--- start of Records for the task ---

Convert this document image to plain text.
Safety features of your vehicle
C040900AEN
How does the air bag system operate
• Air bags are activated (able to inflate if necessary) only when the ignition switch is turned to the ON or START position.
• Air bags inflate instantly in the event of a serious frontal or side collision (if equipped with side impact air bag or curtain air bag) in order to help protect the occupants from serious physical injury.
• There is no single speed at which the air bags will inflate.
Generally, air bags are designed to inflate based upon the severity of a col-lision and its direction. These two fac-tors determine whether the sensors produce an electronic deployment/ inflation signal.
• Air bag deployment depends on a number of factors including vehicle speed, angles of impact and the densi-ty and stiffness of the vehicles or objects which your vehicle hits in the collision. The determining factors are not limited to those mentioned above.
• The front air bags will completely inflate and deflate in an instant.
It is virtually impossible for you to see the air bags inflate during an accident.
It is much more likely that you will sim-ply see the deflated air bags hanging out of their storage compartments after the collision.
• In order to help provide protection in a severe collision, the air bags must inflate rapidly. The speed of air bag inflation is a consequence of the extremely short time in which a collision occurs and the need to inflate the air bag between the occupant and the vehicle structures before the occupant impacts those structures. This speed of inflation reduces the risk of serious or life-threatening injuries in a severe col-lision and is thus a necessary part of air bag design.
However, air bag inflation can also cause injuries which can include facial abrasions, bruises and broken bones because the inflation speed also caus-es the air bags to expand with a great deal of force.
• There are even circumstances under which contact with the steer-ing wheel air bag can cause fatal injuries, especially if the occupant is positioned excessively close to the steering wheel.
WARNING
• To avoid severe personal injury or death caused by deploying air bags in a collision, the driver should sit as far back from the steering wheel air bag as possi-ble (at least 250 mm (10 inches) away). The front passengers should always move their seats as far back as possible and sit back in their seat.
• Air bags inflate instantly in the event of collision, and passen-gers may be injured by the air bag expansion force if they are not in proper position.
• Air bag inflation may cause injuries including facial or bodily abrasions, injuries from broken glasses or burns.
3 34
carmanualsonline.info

--- end of Records for the task ---

**Problem to solve:** Work out how many lines above contain the word "facial". Give only the number.

**Solution to the exercise:** 2